- **Problem description**:
Retype the whole listing below, character for character.

- **Dataset records**:
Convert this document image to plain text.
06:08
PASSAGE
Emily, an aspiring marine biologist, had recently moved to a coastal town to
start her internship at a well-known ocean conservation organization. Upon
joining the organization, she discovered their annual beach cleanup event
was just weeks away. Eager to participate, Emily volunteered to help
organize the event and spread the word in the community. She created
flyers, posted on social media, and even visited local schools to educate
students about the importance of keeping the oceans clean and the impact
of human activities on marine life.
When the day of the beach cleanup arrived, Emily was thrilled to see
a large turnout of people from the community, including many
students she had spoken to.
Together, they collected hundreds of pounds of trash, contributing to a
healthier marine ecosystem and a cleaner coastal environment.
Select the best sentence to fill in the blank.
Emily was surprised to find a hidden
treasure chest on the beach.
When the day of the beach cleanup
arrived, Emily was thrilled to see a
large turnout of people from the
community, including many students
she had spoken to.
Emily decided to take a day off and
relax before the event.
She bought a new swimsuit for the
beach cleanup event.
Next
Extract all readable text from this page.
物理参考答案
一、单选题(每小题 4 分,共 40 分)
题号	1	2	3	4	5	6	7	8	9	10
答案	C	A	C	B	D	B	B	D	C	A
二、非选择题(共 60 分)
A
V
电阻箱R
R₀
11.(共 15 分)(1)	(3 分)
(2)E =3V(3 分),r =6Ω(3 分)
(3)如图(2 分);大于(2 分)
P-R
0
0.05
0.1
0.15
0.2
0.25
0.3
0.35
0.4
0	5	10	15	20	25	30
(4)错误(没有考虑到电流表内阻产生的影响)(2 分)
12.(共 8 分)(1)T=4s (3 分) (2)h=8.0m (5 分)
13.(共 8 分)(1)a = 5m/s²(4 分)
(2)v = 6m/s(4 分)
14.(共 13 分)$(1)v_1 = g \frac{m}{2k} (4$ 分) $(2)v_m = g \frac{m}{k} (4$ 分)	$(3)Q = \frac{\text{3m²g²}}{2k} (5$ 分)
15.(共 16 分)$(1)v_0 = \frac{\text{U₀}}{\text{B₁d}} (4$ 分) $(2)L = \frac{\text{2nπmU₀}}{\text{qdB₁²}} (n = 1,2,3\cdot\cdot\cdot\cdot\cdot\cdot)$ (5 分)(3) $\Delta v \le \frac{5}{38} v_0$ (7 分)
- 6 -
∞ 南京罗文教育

- **In response**:
Convert this document image to plain text.
06:08
PASSAGE
Emily, an aspiring marine biologist, had recently moved to a coastal town to
start her internship at a well-known ocean conservation organization. Upon
joining the organization, she discovered their annual beach cleanup event
was just weeks away. Eager to participate, Emily volunteered to help
organize the event and spread the word in the community. She created
flyers, posted on social media, and even visited local schools to educate
students about the importance of keeping the oceans clean and the impact
of human activities on marine life.
When the day of the beach cleanup arrived, Emily was thrilled to see
a large turnout of people from the community, including many
students she had spoken to.
Together, they collected hundreds of pounds of trash, contributing to a
healthier marine ecosystem and a cleaner coastal environment.
Select the best sentence to fill in the blank.
Emily was surprised to find a hidden
treasure chest on the beach.
When the day of the beach cleanup
arrived, Emily was thrilled to see a
large turnout of people from the
community, including many students
she had spoken to.
Emily decided to take a day off and
relax before the event.
She bought a new swimsuit for the
beach cleanup event.
Next
Extract all readable text from this page.
物理参考答案
一、单选题(每小题 4 分,共 40 分)
题号	1	2	3	4	5	6	7	8	9	10
答案	C	A	C	B	D	B	B	D	C	A
二、非选择题(共 60 分)
A
V
电阻箱R
R₀
11.(共 15 分)(1)	(3 分)
(2)E =3V(3 分),r =6Ω(3 分)
(3)如图(2 分);大于(2 分)
P-R
0
0.05
0.1
0.15
0.2
0.25
0.3
0.35
0.4
0	5	10	15	20	25	30
(4)错误(没有考虑到电流表内阻产生的影响)(2 分)
12.(共 8 分)(1)T=4s (3 分) (2)h=8.0m (5 分)
13.(共 8 分)(1)a = 5m/s²(4 分)
(2)v = 6m/s(4 分)
14.(共 13 分)$(1)v_1 = g \frac{m}{2k} (4$ 分) $(2)v_m = g \frac{m}{k} (4$ 分)	$(3)Q = \frac{\text{3m²g²}}{2k} (5$ 分)
15.(共 16 分)$(1)v_0 = \frac{\text{U₀}}{\text{B₁d}} (4$ 分) $(2)L = \frac{\text{2nπmU₀}}{\text{qdB₁²}} (n = 1,2,3\cdot\cdot\cdot\cdot\cdot\cdot)$ (5 分)(3) $\Delta v \le \frac{5}{38} v_0$ (7 分)
- 6 -
∞ 南京罗文教育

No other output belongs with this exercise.